C'est à cet endroit-là que les masses d'eau se mélangent entre la surface et la profondeur.
- Speaker #0
J'ai rien écouté.
- Speaker #1
Et résulte en un puits de carbone, une plongée de carbone au fond des océans.
- Speaker #0
Donc carbone qui viendrait de tout l'Atlantique Nord potentiellement ?
- Speaker #1
Non, qui vient directement de l'atmosphère. En fait, c'est le carbone de l'atmosphère qui est directement capté dans les masses d'eau et qui après va en profondeur.
- Speaker #0
Et qui est capté dans les masons à cet endroit-là ? À cet endroit-là. D'accord, j'ai cru que c'était du carbone. Non,
- Speaker #1
c'est exactement analogue s'il y en avait un poumon à cet endroit-là, qui tout d'un coup se gonfle de l'air qui est juste avoisinant, et va ensuite l'envoyer en profondeur.

#### [MATÉRIEL DE L'EXERCICE]
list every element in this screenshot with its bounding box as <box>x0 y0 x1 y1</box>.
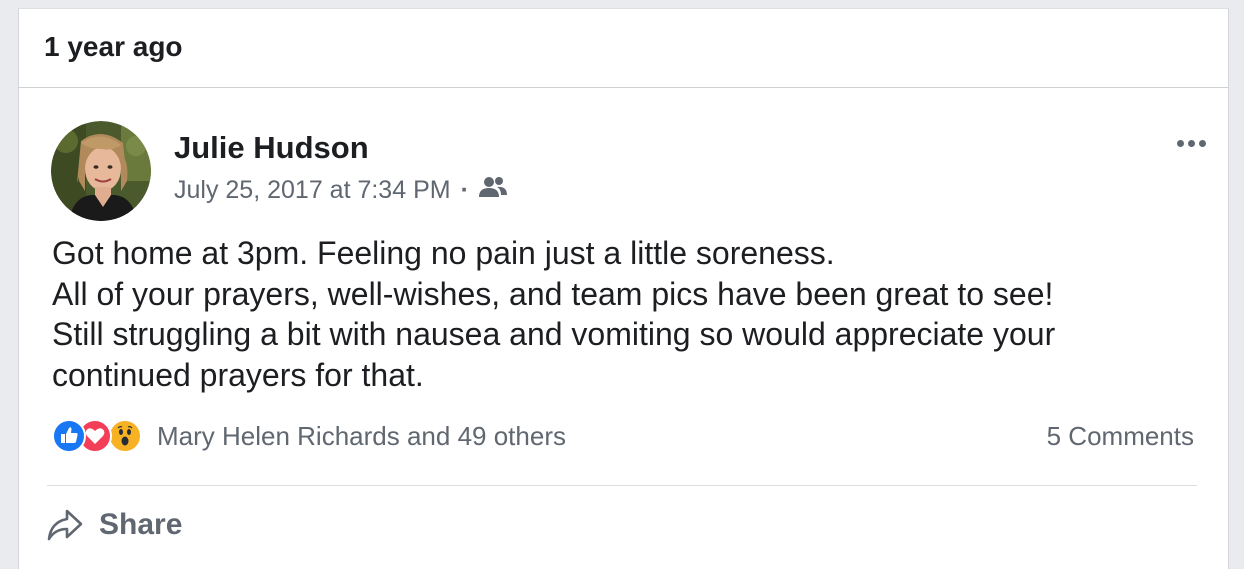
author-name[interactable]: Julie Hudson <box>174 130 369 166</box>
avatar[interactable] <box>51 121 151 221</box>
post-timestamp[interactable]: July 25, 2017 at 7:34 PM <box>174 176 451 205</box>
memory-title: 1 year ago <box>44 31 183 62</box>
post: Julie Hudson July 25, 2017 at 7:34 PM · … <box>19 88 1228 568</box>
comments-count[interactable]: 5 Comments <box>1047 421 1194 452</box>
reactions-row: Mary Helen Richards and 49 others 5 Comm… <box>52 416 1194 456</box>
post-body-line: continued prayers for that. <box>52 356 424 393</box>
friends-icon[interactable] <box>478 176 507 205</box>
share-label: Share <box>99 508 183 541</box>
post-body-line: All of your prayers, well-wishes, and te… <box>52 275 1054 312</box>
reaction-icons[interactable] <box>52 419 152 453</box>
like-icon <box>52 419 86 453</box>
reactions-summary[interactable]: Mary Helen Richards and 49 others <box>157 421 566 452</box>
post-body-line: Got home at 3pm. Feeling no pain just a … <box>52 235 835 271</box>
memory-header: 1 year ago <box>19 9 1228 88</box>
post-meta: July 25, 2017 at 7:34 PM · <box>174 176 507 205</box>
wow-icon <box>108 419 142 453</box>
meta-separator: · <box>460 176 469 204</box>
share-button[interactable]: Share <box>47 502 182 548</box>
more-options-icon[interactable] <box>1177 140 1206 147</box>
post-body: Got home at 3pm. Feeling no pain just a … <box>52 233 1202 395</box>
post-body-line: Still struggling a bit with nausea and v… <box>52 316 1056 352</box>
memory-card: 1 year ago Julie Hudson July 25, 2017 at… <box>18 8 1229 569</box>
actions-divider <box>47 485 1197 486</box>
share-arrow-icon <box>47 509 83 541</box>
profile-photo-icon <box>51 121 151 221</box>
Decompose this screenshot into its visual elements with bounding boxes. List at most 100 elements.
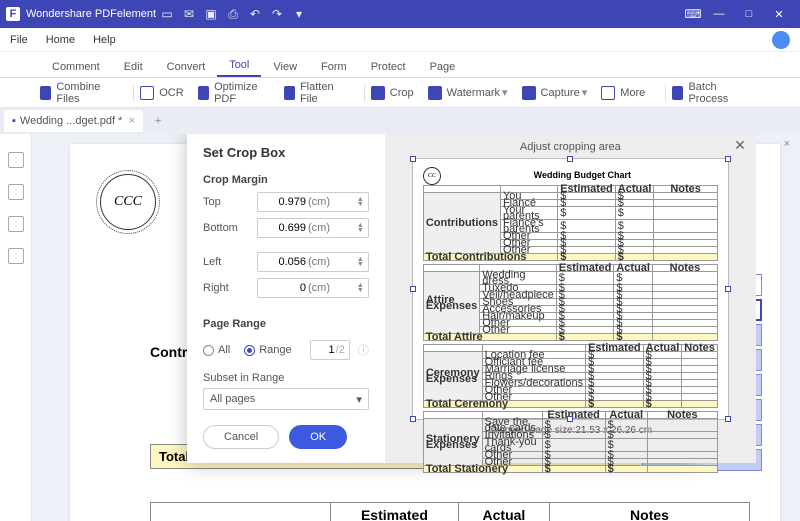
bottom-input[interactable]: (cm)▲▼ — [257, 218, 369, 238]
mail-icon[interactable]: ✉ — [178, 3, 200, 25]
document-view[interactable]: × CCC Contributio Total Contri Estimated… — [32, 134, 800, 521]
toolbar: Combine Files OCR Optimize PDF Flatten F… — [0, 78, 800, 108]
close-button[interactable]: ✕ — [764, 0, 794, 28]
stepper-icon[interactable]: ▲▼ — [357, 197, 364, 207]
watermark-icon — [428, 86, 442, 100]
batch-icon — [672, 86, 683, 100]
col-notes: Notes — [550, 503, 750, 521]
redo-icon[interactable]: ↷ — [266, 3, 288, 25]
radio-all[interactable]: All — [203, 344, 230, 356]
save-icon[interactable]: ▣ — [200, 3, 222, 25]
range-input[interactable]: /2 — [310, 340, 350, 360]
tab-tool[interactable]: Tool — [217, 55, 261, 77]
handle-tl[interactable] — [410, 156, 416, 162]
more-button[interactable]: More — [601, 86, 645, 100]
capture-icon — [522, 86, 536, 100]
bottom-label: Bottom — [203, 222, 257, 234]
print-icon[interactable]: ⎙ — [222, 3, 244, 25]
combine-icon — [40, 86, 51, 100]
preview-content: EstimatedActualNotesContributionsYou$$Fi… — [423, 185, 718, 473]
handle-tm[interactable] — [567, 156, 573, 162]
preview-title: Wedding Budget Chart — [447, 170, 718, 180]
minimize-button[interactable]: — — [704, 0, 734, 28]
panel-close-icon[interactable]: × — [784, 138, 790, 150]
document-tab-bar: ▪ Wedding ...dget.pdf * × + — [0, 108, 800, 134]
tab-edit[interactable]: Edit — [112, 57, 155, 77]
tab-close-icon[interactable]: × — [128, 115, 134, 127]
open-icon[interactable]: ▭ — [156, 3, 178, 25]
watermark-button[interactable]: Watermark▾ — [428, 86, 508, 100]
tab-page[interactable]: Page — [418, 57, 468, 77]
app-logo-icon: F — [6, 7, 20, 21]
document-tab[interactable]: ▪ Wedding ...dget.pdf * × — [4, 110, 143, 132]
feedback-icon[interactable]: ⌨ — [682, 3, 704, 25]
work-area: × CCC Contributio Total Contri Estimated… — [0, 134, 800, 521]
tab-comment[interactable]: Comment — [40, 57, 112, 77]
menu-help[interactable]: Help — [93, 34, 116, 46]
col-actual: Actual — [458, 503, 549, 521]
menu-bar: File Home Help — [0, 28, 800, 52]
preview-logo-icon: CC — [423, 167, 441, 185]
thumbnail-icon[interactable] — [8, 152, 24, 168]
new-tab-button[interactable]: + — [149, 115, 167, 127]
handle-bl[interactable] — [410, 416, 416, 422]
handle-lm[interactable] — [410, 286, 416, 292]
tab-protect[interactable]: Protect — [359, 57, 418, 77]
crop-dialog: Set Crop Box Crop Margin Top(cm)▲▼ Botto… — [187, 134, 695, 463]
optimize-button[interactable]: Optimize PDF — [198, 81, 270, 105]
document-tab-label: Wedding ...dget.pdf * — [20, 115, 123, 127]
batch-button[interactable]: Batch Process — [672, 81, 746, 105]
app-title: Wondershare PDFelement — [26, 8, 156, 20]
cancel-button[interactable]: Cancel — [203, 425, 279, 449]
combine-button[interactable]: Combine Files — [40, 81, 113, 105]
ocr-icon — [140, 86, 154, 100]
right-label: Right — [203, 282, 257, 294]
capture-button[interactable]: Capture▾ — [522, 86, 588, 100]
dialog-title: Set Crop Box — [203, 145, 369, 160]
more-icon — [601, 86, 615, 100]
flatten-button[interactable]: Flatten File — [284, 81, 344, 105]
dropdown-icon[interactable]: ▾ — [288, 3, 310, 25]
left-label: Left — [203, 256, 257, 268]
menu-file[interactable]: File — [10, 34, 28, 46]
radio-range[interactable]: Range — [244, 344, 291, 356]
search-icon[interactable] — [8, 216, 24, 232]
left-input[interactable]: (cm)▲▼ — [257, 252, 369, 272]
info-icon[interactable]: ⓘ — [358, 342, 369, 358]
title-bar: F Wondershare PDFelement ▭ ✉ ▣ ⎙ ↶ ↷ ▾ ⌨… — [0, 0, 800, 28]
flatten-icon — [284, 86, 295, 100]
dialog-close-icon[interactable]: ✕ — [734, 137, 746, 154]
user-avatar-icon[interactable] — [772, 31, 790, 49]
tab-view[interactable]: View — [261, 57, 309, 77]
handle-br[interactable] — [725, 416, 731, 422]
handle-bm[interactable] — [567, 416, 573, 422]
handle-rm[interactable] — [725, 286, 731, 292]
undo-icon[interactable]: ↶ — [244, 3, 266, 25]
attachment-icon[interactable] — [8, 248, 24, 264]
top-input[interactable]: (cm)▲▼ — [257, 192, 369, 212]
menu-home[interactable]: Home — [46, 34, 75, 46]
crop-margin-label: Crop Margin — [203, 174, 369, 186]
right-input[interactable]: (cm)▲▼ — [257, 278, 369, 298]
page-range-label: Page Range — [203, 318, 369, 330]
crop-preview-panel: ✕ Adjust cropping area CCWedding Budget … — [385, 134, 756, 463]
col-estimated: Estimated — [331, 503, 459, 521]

#### [CONSIGNES]
1 > D'après l'extrait sur le puits de carbone océanique, d'où vient le carbone qui plonge au fond des océans ?
2 > Reproduisez à l'identique ces lignes des entrées : commencez à celle qui contient « bottom-input[interactable]: (cm)▲▼ — » et arrêtez-vous après celle qui contient « redo-icon[interactable]: ↷ — ».

#### [RÉPONSES FINALES]
1 > Il vient directement de l'atmosphère.

2 >
bottom-input[interactable]: (cm)▲▼ — [257, 218, 369, 238]
mail-icon[interactable]: ✉ — [178, 3, 200, 25]
document-view[interactable]: × CCC Contributio Total Contri Estimated… — [32, 134, 800, 521]
toolbar: Combine Files OCR Optimize PDF Flatten F… — [0, 78, 800, 108]
close-button[interactable]: ✕ — [764, 0, 794, 28]
stepper-icon[interactable]: ▲▼ — [357, 197, 364, 207]
watermark-icon — [428, 86, 442, 100]
batch-icon — [672, 86, 683, 100]
col-notes: Notes — [550, 503, 750, 521]
redo-icon[interactable]: ↷ — [266, 3, 288, 25]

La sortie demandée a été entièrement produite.